§ **Provided records**:
______

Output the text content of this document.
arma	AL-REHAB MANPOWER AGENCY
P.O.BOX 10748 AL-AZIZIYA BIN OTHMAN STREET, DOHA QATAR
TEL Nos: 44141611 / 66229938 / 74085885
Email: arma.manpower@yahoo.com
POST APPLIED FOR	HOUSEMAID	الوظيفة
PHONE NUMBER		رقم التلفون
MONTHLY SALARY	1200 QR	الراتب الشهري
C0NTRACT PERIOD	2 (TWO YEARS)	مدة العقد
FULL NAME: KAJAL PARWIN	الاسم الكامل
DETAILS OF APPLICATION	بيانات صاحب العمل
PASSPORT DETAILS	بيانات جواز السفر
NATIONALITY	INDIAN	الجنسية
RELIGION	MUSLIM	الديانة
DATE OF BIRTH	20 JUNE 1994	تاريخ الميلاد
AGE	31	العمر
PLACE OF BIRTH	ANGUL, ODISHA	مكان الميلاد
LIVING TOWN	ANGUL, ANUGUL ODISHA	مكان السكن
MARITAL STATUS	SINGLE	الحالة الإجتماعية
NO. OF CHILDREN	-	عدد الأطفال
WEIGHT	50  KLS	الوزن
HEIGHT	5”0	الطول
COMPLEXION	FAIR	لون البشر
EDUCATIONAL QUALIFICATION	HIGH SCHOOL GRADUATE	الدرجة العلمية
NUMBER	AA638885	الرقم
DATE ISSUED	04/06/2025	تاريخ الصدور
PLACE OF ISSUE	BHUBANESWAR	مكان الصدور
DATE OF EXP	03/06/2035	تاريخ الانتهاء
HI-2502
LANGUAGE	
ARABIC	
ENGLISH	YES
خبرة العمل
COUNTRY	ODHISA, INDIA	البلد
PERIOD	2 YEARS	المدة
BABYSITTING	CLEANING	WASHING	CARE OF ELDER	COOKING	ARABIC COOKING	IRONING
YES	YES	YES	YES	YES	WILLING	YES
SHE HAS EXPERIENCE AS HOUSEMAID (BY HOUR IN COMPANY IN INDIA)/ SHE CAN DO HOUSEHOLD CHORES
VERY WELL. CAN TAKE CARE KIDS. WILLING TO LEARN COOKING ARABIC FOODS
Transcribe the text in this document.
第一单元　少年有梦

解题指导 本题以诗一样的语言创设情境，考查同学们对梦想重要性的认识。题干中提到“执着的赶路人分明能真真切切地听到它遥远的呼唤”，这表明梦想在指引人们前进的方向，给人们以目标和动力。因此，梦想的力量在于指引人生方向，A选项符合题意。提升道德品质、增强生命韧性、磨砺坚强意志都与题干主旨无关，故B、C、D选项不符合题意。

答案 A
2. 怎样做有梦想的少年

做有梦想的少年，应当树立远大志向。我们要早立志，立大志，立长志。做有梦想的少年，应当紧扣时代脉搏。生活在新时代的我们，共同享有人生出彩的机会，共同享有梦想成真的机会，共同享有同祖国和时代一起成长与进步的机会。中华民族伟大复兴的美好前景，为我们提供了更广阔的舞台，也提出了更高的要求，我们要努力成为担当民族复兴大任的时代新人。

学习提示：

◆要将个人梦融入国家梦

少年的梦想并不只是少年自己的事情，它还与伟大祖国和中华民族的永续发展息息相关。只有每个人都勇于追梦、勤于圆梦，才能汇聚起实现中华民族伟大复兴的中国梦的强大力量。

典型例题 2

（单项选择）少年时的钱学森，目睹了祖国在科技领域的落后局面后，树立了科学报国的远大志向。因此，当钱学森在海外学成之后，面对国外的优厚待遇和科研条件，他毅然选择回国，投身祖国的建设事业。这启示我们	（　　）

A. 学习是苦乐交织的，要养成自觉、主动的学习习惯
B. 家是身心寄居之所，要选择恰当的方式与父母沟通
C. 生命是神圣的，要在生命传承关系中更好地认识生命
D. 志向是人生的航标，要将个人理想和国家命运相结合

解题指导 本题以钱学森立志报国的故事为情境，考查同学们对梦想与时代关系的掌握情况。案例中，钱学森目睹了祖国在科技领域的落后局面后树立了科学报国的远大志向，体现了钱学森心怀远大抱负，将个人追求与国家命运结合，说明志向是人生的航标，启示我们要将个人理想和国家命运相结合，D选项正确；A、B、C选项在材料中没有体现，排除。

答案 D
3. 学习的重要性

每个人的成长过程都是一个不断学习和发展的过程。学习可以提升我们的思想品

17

______

Extract all the entries word for word.

§ **Correct result**:
Output the text content of this document.
arma	AL-REHAB MANPOWER AGENCY
P.O.BOX 10748 AL-AZIZIYA BIN OTHMAN STREET, DOHA QATAR
TEL Nos: 44141611 / 66229938 / 74085885
Email: arma.manpower@yahoo.com
POST APPLIED FOR	HOUSEMAID	الوظيفة
PHONE NUMBER		رقم التلفون
MONTHLY SALARY	1200 QR	الراتب الشهري
C0NTRACT PERIOD	2 (TWO YEARS)	مدة العقد
FULL NAME: KAJAL PARWIN	الاسم الكامل
DETAILS OF APPLICATION	بيانات صاحب العمل
PASSPORT DETAILS	بيانات جواز السفر
NATIONALITY	INDIAN	الجنسية
RELIGION	MUSLIM	الديانة
DATE OF BIRTH	20 JUNE 1994	تاريخ الميلاد
AGE	31	العمر
PLACE OF BIRTH	ANGUL, ODISHA	مكان الميلاد
LIVING TOWN	ANGUL, ANUGUL ODISHA	مكان السكن
MARITAL STATUS	SINGLE	الحالة الإجتماعية
NO. OF CHILDREN	-	عدد الأطفال
WEIGHT	50  KLS	الوزن
HEIGHT	5”0	الطول
COMPLEXION	FAIR	لون البشر
EDUCATIONAL QUALIFICATION	HIGH SCHOOL GRADUATE	الدرجة العلمية
NUMBER	AA638885	الرقم
DATE ISSUED	04/06/2025	تاريخ الصدور
PLACE OF ISSUE	BHUBANESWAR	مكان الصدور
DATE OF EXP	03/06/2035	تاريخ الانتهاء
HI-2502
LANGUAGE	
ARABIC	
ENGLISH	YES
خبرة العمل
COUNTRY	ODHISA, INDIA	البلد
PERIOD	2 YEARS	المدة
BABYSITTING	CLEANING	WASHING	CARE OF ELDER	COOKING	ARABIC COOKING	IRONING
YES	YES	YES	YES	YES	WILLING	YES
SHE HAS EXPERIENCE AS HOUSEMAID (BY HOUR IN COMPANY IN INDIA)/ SHE CAN DO HOUSEHOLD CHORES
VERY WELL. CAN TAKE CARE KIDS. WILLING TO LEARN COOKING ARABIC FOODS
Transcribe the text in this document.
第一单元　少年有梦

解题指导 本题以诗一样的语言创设情境，考查同学们对梦想重要性的认识。题干中提到“执着的赶路人分明能真真切切地听到它遥远的呼唤”，这表明梦想在指引人们前进的方向，给人们以目标和动力。因此，梦想的力量在于指引人生方向，A选项符合题意。提升道德品质、增强生命韧性、磨砺坚强意志都与题干主旨无关，故B、C、D选项不符合题意。

答案 A
2. 怎样做有梦想的少年

做有梦想的少年，应当树立远大志向。我们要早立志，立大志，立长志。做有梦想的少年，应当紧扣时代脉搏。生活在新时代的我们，共同享有人生出彩的机会，共同享有梦想成真的机会，共同享有同祖国和时代一起成长与进步的机会。中华民族伟大复兴的美好前景，为我们提供了更广阔的舞台，也提出了更高的要求，我们要努力成为担当民族复兴大任的时代新人。

学习提示：

◆要将个人梦融入国家梦

少年的梦想并不只是少年自己的事情，它还与伟大祖国和中华民族的永续发展息息相关。只有每个人都勇于追梦、勤于圆梦，才能汇聚起实现中华民族伟大复兴的中国梦的强大力量。

典型例题 2

（单项选择）少年时的钱学森，目睹了祖国在科技领域的落后局面后，树立了科学报国的远大志向。因此，当钱学森在海外学成之后，面对国外的优厚待遇和科研条件，他毅然选择回国，投身祖国的建设事业。这启示我们	（　　）

A. 学习是苦乐交织的，要养成自觉、主动的学习习惯
B. 家是身心寄居之所，要选择恰当的方式与父母沟通
C. 生命是神圣的，要在生命传承关系中更好地认识生命
D. 志向是人生的航标，要将个人理想和国家命运相结合

解题指导 本题以钱学森立志报国的故事为情境，考查同学们对梦想与时代关系的掌握情况。案例中，钱学森目睹了祖国在科技领域的落后局面后树立了科学报国的远大志向，体现了钱学森心怀远大抱负，将个人追求与国家命运结合，说明志向是人生的航标，启示我们要将个人理想和国家命运相结合，D选项正确；A、B、C选项在材料中没有体现，排除。

答案 D
3. 学习的重要性

每个人的成长过程都是一个不断学习和发展的过程。学习可以提升我们的思想品

17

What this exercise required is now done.